▶ **Instructions for the task**:
Return the records exactly as they are.

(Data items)

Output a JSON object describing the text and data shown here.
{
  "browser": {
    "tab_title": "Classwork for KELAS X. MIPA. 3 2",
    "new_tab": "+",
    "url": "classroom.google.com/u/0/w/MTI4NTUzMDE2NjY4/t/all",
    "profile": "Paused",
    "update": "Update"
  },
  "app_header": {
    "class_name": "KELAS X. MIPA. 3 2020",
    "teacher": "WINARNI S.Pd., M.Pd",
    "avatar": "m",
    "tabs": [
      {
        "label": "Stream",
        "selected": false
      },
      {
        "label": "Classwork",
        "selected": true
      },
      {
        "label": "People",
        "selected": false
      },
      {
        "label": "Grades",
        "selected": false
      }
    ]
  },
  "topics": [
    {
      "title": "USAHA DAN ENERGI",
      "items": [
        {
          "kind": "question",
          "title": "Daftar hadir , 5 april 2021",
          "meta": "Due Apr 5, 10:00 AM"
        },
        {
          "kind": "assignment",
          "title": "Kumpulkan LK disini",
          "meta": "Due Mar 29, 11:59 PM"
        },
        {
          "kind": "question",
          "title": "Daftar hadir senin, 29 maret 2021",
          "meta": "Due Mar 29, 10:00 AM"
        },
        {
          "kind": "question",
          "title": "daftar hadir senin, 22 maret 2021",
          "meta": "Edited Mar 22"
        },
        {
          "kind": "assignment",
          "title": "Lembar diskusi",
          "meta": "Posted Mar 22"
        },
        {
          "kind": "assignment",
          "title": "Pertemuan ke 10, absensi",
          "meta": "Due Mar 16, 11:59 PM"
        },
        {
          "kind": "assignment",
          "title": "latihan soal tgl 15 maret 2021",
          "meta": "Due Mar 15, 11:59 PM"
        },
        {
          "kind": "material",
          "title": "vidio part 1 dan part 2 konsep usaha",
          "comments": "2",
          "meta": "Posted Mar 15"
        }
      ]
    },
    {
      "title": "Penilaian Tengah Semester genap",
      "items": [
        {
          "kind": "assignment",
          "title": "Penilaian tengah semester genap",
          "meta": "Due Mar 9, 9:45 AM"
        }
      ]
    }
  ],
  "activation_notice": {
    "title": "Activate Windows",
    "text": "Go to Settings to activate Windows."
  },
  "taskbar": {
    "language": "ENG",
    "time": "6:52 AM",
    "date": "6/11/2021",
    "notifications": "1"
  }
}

▶ **Response to the task**:
Output a JSON object describing the text and data shown here.
{
  "browser": {
    "tab_title": "Classwork for KELAS X. MIPA. 3 2",
    "new_tab": "+",
    "url": "classroom.google.com/u/0/w/MTI4NTUzMDE2NjY4/t/all",
    "profile": "Paused",
    "update": "Update"
  },
  "app_header": {
    "class_name": "KELAS X. MIPA. 3 2020",
    "teacher": "WINARNI S.Pd., M.Pd",
    "avatar": "m",
    "tabs": [
      {
        "label": "Stream",
        "selected": false
      },
      {
        "label": "Classwork",
        "selected": true
      },
      {
        "label": "People",
        "selected": false
      },
      {
        "label": "Grades",
        "selected": false
      }
    ]
  },
  "topics": [
    {
      "title": "USAHA DAN ENERGI",
      "items": [
        {
          "kind": "question",
          "title": "Daftar hadir , 5 april 2021",
          "meta": "Due Apr 5, 10:00 AM"
        },
        {
          "kind": "assignment",
          "title": "Kumpulkan LK disini",
          "meta": "Due Mar 29, 11:59 PM"
        },
        {
          "kind": "question",
          "title": "Daftar hadir senin, 29 maret 2021",
          "meta": "Due Mar 29, 10:00 AM"
        },
        {
          "kind": "question",
          "title": "daftar hadir senin, 22 maret 2021",
          "meta": "Edited Mar 22"
        },
        {
          "kind": "assignment",
          "title": "Lembar diskusi",
          "meta": "Posted Mar 22"
        },
        {
          "kind": "assignment",
          "title": "Pertemuan ke 10, absensi",
          "meta": "Due Mar 16, 11:59 PM"
        },
        {
          "kind": "assignment",
          "title": "latihan soal tgl 15 maret 2021",
          "meta": "Due Mar 15, 11:59 PM"
        },
        {
          "kind": "material",
          "title": "vidio part 1 dan part 2 konsep usaha",
          "comments": "2",
          "meta": "Posted Mar 15"
        }
      ]
    },
    {
      "title": "Penilaian Tengah Semester genap",
      "items": [
        {
          "kind": "assignment",
          "title": "Penilaian tengah semester genap",
          "meta": "Due Mar 9, 9:45 AM"
        }
      ]
    }
  ],
  "activation_notice": {
    "title": "Activate Windows",
    "text": "Go to Settings to activate Windows."
  },
  "taskbar": {
    "language": "ENG",
    "time": "6:52 AM",
    "date": "6/11/2021",
    "notifications": "1"
  }
}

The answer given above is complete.